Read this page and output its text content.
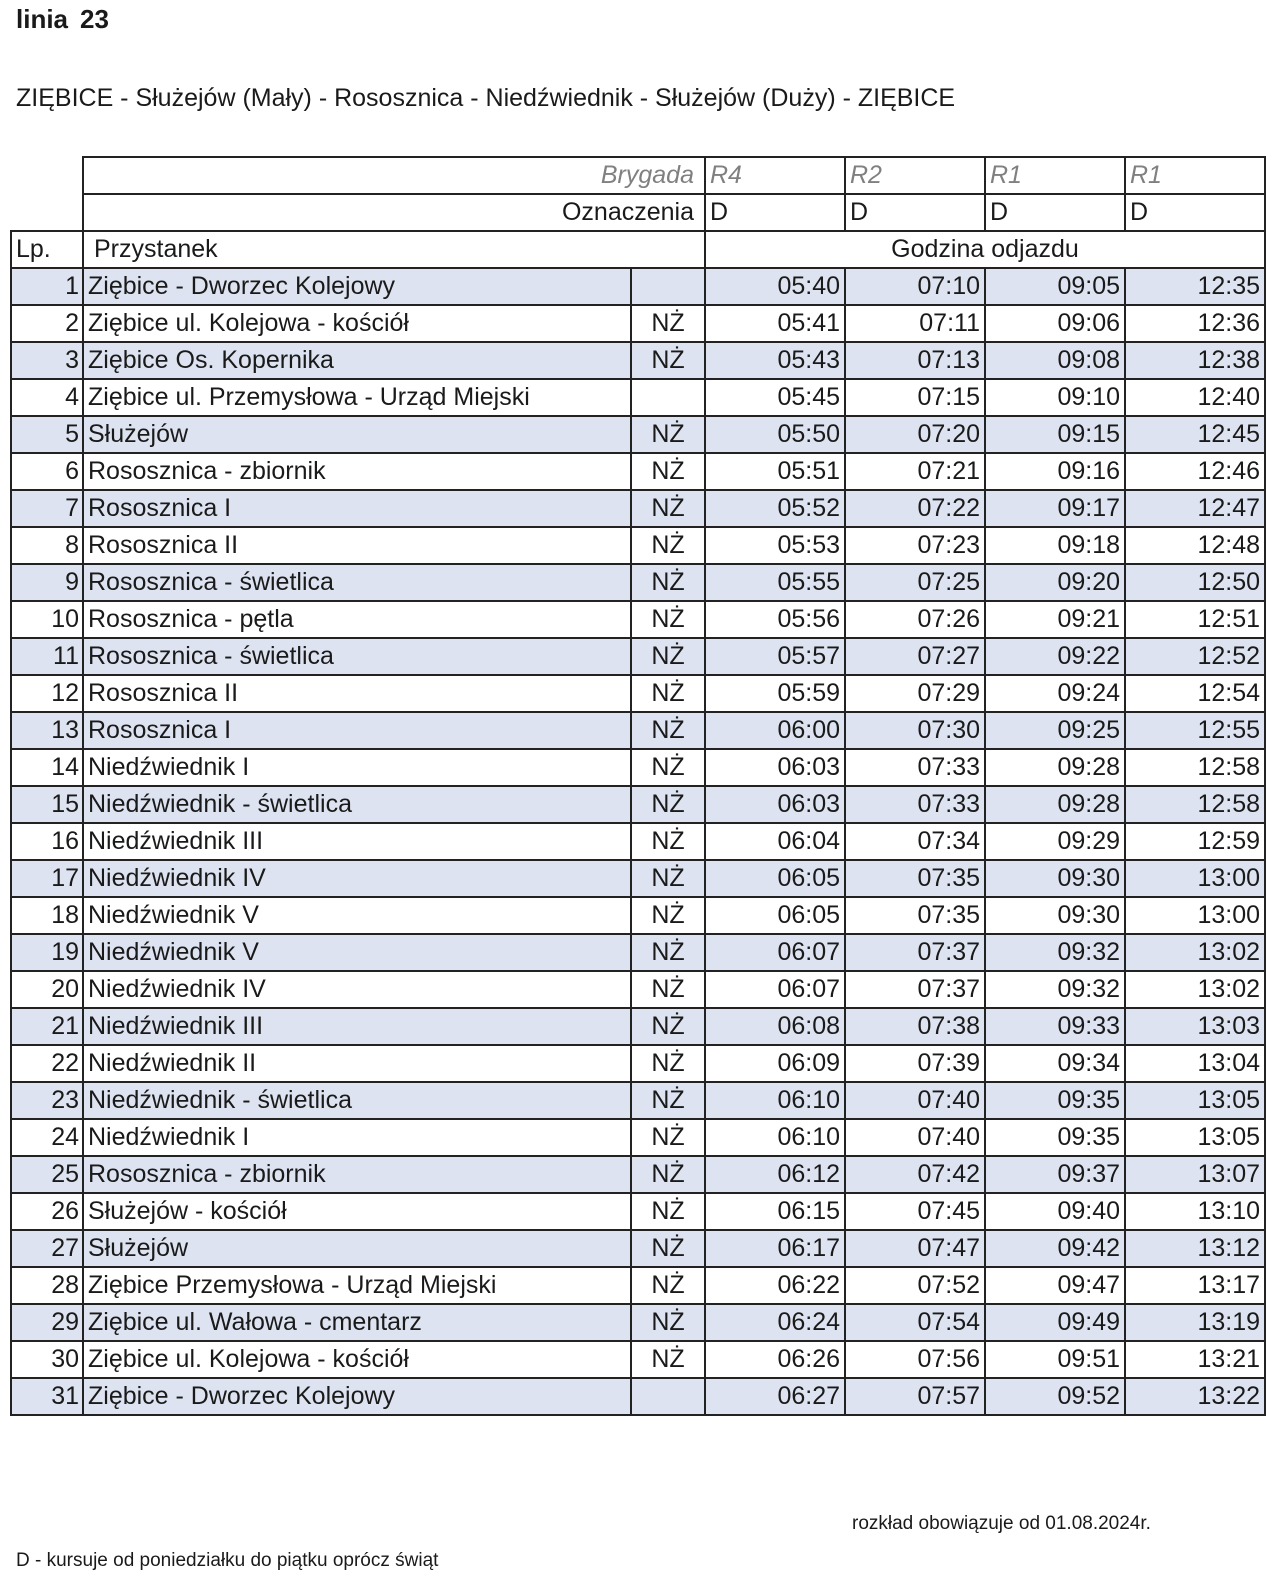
linia 23
ZIĘBICE - Służejów (Mały) - Rososznica - Niedźwiednik - Służejów (Duży) - ZIĘBICE
	Brygada		R4	R2	R1	R1
	Oznaczenia		D	D	D	D
Lp.	Przystanek		Godzina odjazdu			
1	Ziębice - Dworzec Kolejowy		05:40	07:10	09:05	12:35
2	Ziębice ul. Kolejowa - kościół	NŻ	05:41	07:11	09:06	12:36
3	Ziębice Os. Kopernika	NŻ	05:43	07:13	09:08	12:38
4	Ziębice ul. Przemysłowa - Urząd Miejski		05:45	07:15	09:10	12:40
5	Służejów	NŻ	05:50	07:20	09:15	12:45
6	Rososznica - zbiornik	NŻ	05:51	07:21	09:16	12:46
7	Rososznica I	NŻ	05:52	07:22	09:17	12:47
8	Rososznica II	NŻ	05:53	07:23	09:18	12:48
9	Rososznica - świetlica	NŻ	05:55	07:25	09:20	12:50
10	Rososznica - pętla	NŻ	05:56	07:26	09:21	12:51
11	Rososznica - świetlica	NŻ	05:57	07:27	09:22	12:52
12	Rososznica II	NŻ	05:59	07:29	09:24	12:54
13	Rososznica I	NŻ	06:00	07:30	09:25	12:55
14	Niedźwiednik I	NŻ	06:03	07:33	09:28	12:58
15	Niedźwiednik - świetlica	NŻ	06:03	07:33	09:28	12:58
16	Niedźwiednik III	NŻ	06:04	07:34	09:29	12:59
17	Niedźwiednik IV	NŻ	06:05	07:35	09:30	13:00
18	Niedźwiednik V	NŻ	06:05	07:35	09:30	13:00
19	Niedźwiednik V	NŻ	06:07	07:37	09:32	13:02
20	Niedźwiednik IV	NŻ	06:07	07:37	09:32	13:02
21	Niedźwiednik III	NŻ	06:08	07:38	09:33	13:03
22	Niedźwiednik II	NŻ	06:09	07:39	09:34	13:04
23	Niedźwiednik - świetlica	NŻ	06:10	07:40	09:35	13:05
24	Niedźwiednik I	NŻ	06:10	07:40	09:35	13:05
25	Rososznica - zbiornik	NŻ	06:12	07:42	09:37	13:07
26	Służejów - kościół	NŻ	06:15	07:45	09:40	13:10
27	Służejów	NŻ	06:17	07:47	09:42	13:12
28	Ziębice Przemysłowa - Urząd Miejski	NŻ	06:22	07:52	09:47	13:17
29	Ziębice ul. Wałowa - cmentarz	NŻ	06:24	07:54	09:49	13:19
30	Ziębice ul. Kolejowa - kościół	NŻ	06:26	07:56	09:51	13:21
31	Ziębice - Dworzec Kolejowy		06:27	07:57	09:52	13:22
rozkład obowiązuje od 01.08.2024r.
D - kursuje od poniedziałku do piątku oprócz świąt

▬▬▬

> _Directions for this task_
From the records above, pull out every line containing the word "świetlica".

> _Solution to this task_
9	Rososznica - świetlica	NŻ	05:55	07:25	09:20	12:50
11	Rososznica - świetlica	NŻ	05:57	07:27	09:22	12:52
15	Niedźwiednik - świetlica	NŻ	06:03	07:33	09:28	12:58
23	Niedźwiednik - świetlica	NŻ	06:10	07:40	09:35	13:05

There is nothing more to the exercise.